Your task is to repeat the entries word for word while leaving out the pictures.

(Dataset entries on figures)
──────────────────────────────

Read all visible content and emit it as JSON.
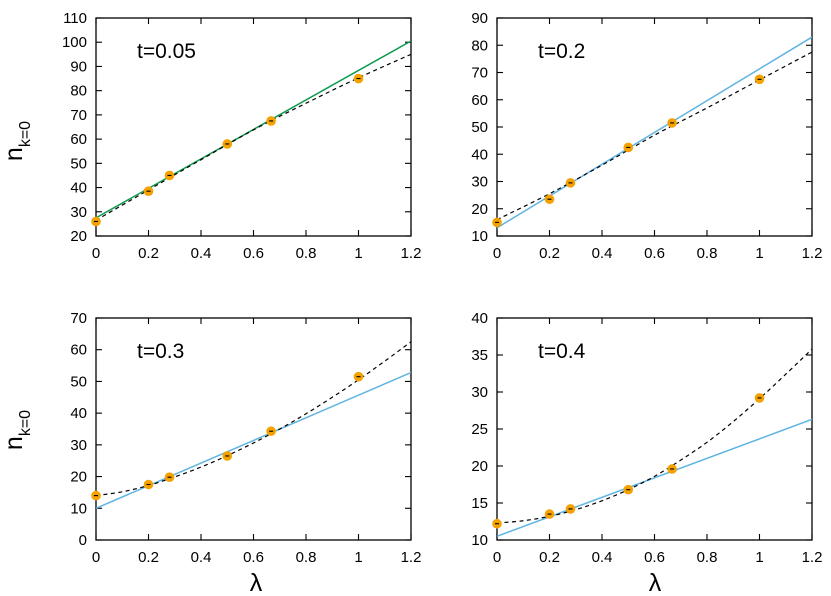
{
  "colors": {
    "points": "#f5a100",
    "fit_green": "#0d9a4e",
    "fit_blue": "#5fb4e2",
    "dashed": "#000000",
    "frame": "#000000"
  },
  "labels": {
    "ylabel_main": "n",
    "ylabel_sub": "k=0",
    "xlabel": "λ"
  },
  "chart_data": [
    {
      "type": "scatter",
      "annotation": "t=0.05",
      "ylabel": "nk=0",
      "xlabel": "",
      "xlim": [
        0,
        1.2
      ],
      "ylim": [
        20,
        110
      ],
      "xticks": [
        0,
        0.2,
        0.4,
        0.6,
        0.8,
        1,
        1.2
      ],
      "xtick_labels": [
        "0",
        "0.2",
        "0.4",
        "0.6",
        "0.8",
        "1",
        "1.2"
      ],
      "yticks": [
        20,
        30,
        40,
        50,
        60,
        70,
        80,
        90,
        100,
        110
      ],
      "ytick_labels": [
        "20",
        "30",
        "40",
        "50",
        "60",
        "70",
        "80",
        "90",
        "100",
        "110"
      ],
      "grid": false,
      "points": {
        "x": [
          0,
          0.2,
          0.28,
          0.5,
          0.667,
          1
        ],
        "y": [
          26,
          38.5,
          45,
          58,
          67.5,
          85
        ]
      },
      "fit_line": {
        "color": "#0d9a4e",
        "x": [
          0,
          1.2
        ],
        "y": [
          27.5,
          100.5
        ]
      },
      "trend_line": {
        "x": [
          0,
          0.2,
          0.4,
          0.6,
          0.8,
          1,
          1.2
        ],
        "y": [
          26.5,
          39,
          51.5,
          63.8,
          74.8,
          85.3,
          95
        ]
      }
    },
    {
      "type": "scatter",
      "annotation": "t=0.2",
      "ylabel": "",
      "xlabel": "",
      "xlim": [
        0,
        1.2
      ],
      "ylim": [
        10,
        90
      ],
      "xticks": [
        0,
        0.2,
        0.4,
        0.6,
        0.8,
        1,
        1.2
      ],
      "xtick_labels": [
        "0",
        "0.2",
        "0.4",
        "0.6",
        "0.8",
        "1",
        "1.2"
      ],
      "yticks": [
        10,
        20,
        30,
        40,
        50,
        60,
        70,
        80,
        90
      ],
      "ytick_labels": [
        "10",
        "20",
        "30",
        "40",
        "50",
        "60",
        "70",
        "80",
        "90"
      ],
      "grid": false,
      "points": {
        "x": [
          0,
          0.2,
          0.28,
          0.5,
          0.667,
          1
        ],
        "y": [
          15,
          23.5,
          29.5,
          42.5,
          51.5,
          67.5
        ]
      },
      "fit_line": {
        "color": "#5fb4e2",
        "x": [
          0,
          1.2
        ],
        "y": [
          13,
          83
        ]
      },
      "trend_line": {
        "x": [
          0,
          0.2,
          0.4,
          0.6,
          0.8,
          1,
          1.2
        ],
        "y": [
          16,
          25.5,
          36,
          47,
          57,
          67.3,
          77.5
        ]
      }
    },
    {
      "type": "scatter",
      "annotation": "t=0.3",
      "ylabel": "nk=0",
      "xlabel": "λ",
      "xlim": [
        0,
        1.2
      ],
      "ylim": [
        0,
        70
      ],
      "xticks": [
        0,
        0.2,
        0.4,
        0.6,
        0.8,
        1,
        1.2
      ],
      "xtick_labels": [
        "0",
        "0.2",
        "0.4",
        "0.6",
        "0.8",
        "1",
        "1.2"
      ],
      "yticks": [
        0,
        10,
        20,
        30,
        40,
        50,
        60,
        70
      ],
      "ytick_labels": [
        "0",
        "10",
        "20",
        "30",
        "40",
        "50",
        "60",
        "70"
      ],
      "grid": false,
      "points": {
        "x": [
          0,
          0.2,
          0.28,
          0.5,
          0.667,
          1
        ],
        "y": [
          14,
          17.5,
          19.8,
          26.5,
          34.3,
          51.5
        ]
      },
      "fit_line": {
        "color": "#5fb4e2",
        "x": [
          0,
          1.2
        ],
        "y": [
          10,
          52.8
        ]
      },
      "trend_line": {
        "x": [
          0,
          0.1,
          0.2,
          0.3,
          0.4,
          0.5,
          0.6,
          0.7,
          0.8,
          0.9,
          1,
          1.1,
          1.2
        ],
        "y": [
          14,
          15.2,
          17.2,
          19.9,
          23,
          26.6,
          30.6,
          35,
          39.8,
          45,
          50.5,
          56.4,
          62.5
        ]
      }
    },
    {
      "type": "scatter",
      "annotation": "t=0.4",
      "ylabel": "",
      "xlabel": "λ",
      "xlim": [
        0,
        1.2
      ],
      "ylim": [
        10,
        40
      ],
      "xticks": [
        0,
        0.2,
        0.4,
        0.6,
        0.8,
        1,
        1.2
      ],
      "xtick_labels": [
        "0",
        "0.2",
        "0.4",
        "0.6",
        "0.8",
        "1",
        "1.2"
      ],
      "yticks": [
        10,
        15,
        20,
        25,
        30,
        35,
        40
      ],
      "ytick_labels": [
        "10",
        "15",
        "20",
        "25",
        "30",
        "35",
        "40"
      ],
      "grid": false,
      "points": {
        "x": [
          0,
          0.2,
          0.28,
          0.5,
          0.667,
          1
        ],
        "y": [
          12.2,
          13.5,
          14.2,
          16.8,
          19.6,
          29.2
        ]
      },
      "fit_line": {
        "color": "#5fb4e2",
        "x": [
          0,
          1.2
        ],
        "y": [
          10.5,
          26.3
        ]
      },
      "trend_line": {
        "x": [
          0,
          0.1,
          0.2,
          0.3,
          0.4,
          0.5,
          0.6,
          0.7,
          0.8,
          0.9,
          1,
          1.1,
          1.2
        ],
        "y": [
          12.3,
          12.6,
          13.2,
          14.1,
          15.3,
          16.8,
          18.6,
          20.8,
          23.2,
          26,
          29.1,
          32.4,
          35.8
        ]
      }
    }
  ]
}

──────────────────────────────

### RESULT
Read all visible content and emit it as JSON.
{
  "colors": {
    "points": "#f5a100",
    "fit_green": "#0d9a4e",
    "fit_blue": "#5fb4e2",
    "dashed": "#000000",
    "frame": "#000000"
  },
  "labels": {
    "ylabel_main": "n",
    "ylabel_sub": "k=0",
    "xlabel": "λ"
  },
  "chart_data": [
    {
      "type": "scatter",
      "annotation": "t=0.05",
      "ylabel": "nk=0",
      "xlabel": "",
      "xlim": [
        0,
        1.2
      ],
      "ylim": [
        20,
        110
      ],
      "xticks": [
        0,
        0.2,
        0.4,
        0.6,
        0.8,
        1,
        1.2
      ],
      "xtick_labels": [
        "0",
        "0.2",
        "0.4",
        "0.6",
        "0.8",
        "1",
        "1.2"
      ],
      "yticks": [
        20,
        30,
        40,
        50,
        60,
        70,
        80,
        90,
        100,
        110
      ],
      "ytick_labels": [
        "20",
        "30",
        "40",
        "50",
        "60",
        "70",
        "80",
        "90",
        "100",
        "110"
      ],
      "grid": false,
      "points": {
        "x": [
          0,
          0.2,
          0.28,
          0.5,
          0.667,
          1
        ],
        "y": [
          26,
          38.5,
          45,
          58,
          67.5,
          85
        ]
      },
      "fit_line": {
        "color": "#0d9a4e",
        "x": [
          0,
          1.2
        ],
        "y": [
          27.5,
          100.5
        ]
      },
      "trend_line": {
        "x": [
          0,
          0.2,
          0.4,
          0.6,
          0.8,
          1,
          1.2
        ],
        "y": [
          26.5,
          39,
          51.5,
          63.8,
          74.8,
          85.3,
          95
        ]
      }
    },
    {
      "type": "scatter",
      "annotation": "t=0.2",
      "ylabel": "",
      "xlabel": "",
      "xlim": [
        0,
        1.2
      ],
      "ylim": [
        10,
        90
      ],
      "xticks": [
        0,
        0.2,
        0.4,
        0.6,
        0.8,
        1,
        1.2
      ],
      "xtick_labels": [
        "0",
        "0.2",
        "0.4",
        "0.6",
        "0.8",
        "1",
        "1.2"
      ],
      "yticks": [
        10,
        20,
        30,
        40,
        50,
        60,
        70,
        80,
        90
      ],
      "ytick_labels": [
        "10",
        "20",
        "30",
        "40",
        "50",
        "60",
        "70",
        "80",
        "90"
      ],
      "grid": false,
      "points": {
        "x": [
          0,
          0.2,
          0.28,
          0.5,
          0.667,
          1
        ],
        "y": [
          15,
          23.5,
          29.5,
          42.5,
          51.5,
          67.5
        ]
      },
      "fit_line": {
        "color": "#5fb4e2",
        "x": [
          0,
          1.2
        ],
        "y": [
          13,
          83
        ]
      },
      "trend_line": {
        "x": [
          0,
          0.2,
          0.4,
          0.6,
          0.8,
          1,
          1.2
        ],
        "y": [
          16,
          25.5,
          36,
          47,
          57,
          67.3,
          77.5
        ]
      }
    },
    {
      "type": "scatter",
      "annotation": "t=0.3",
      "ylabel": "nk=0",
      "xlabel": "λ",
      "xlim": [
        0,
        1.2
      ],
      "ylim": [
        0,
        70
      ],
      "xticks": [
        0,
        0.2,
        0.4,
        0.6,
        0.8,
        1,
        1.2
      ],
      "xtick_labels": [
        "0",
        "0.2",
        "0.4",
        "0.6",
        "0.8",
        "1",
        "1.2"
      ],
      "yticks": [
        0,
        10,
        20,
        30,
        40,
        50,
        60,
        70
      ],
      "ytick_labels": [
        "0",
        "10",
        "20",
        "30",
        "40",
        "50",
        "60",
        "70"
      ],
      "grid": false,
      "points": {
        "x": [
          0,
          0.2,
          0.28,
          0.5,
          0.667,
          1
        ],
        "y": [
          14,
          17.5,
          19.8,
          26.5,
          34.3,
          51.5
        ]
      },
      "fit_line": {
        "color": "#5fb4e2",
        "x": [
          0,
          1.2
        ],
        "y": [
          10,
          52.8
        ]
      },
      "trend_line": {
        "x": [
          0,
          0.1,
          0.2,
          0.3,
          0.4,
          0.5,
          0.6,
          0.7,
          0.8,
          0.9,
          1,
          1.1,
          1.2
        ],
        "y": [
          14,
          15.2,
          17.2,
          19.9,
          23,
          26.6,
          30.6,
          35,
          39.8,
          45,
          50.5,
          56.4,
          62.5
        ]
      }
    },
    {
      "type": "scatter",
      "annotation": "t=0.4",
      "ylabel": "",
      "xlabel": "λ",
      "xlim": [
        0,
        1.2
      ],
      "ylim": [
        10,
        40
      ],
      "xticks": [
        0,
        0.2,
        0.4,
        0.6,
        0.8,
        1,
        1.2
      ],
      "xtick_labels": [
        "0",
        "0.2",
        "0.4",
        "0.6",
        "0.8",
        "1",
        "1.2"
      ],
      "yticks": [
        10,
        15,
        20,
        25,
        30,
        35,
        40
      ],
      "ytick_labels": [
        "10",
        "15",
        "20",
        "25",
        "30",
        "35",
        "40"
      ],
      "grid": false,
      "points": {
        "x": [
          0,
          0.2,
          0.28,
          0.5,
          0.667,
          1
        ],
        "y": [
          12.2,
          13.5,
          14.2,
          16.8,
          19.6,
          29.2
        ]
      },
      "fit_line": {
        "color": "#5fb4e2",
        "x": [
          0,
          1.2
        ],
        "y": [
          10.5,
          26.3
        ]
      },
      "trend_line": {
        "x": [
          0,
          0.1,
          0.2,
          0.3,
          0.4,
          0.5,
          0.6,
          0.7,
          0.8,
          0.9,
          1,
          1.1,
          1.2
        ],
        "y": [
          12.3,
          12.6,
          13.2,
          14.1,
          15.3,
          16.8,
          18.6,
          20.8,
          23.2,
          26,
          29.1,
          32.4,
          35.8
        ]
      }
    }
  ]
}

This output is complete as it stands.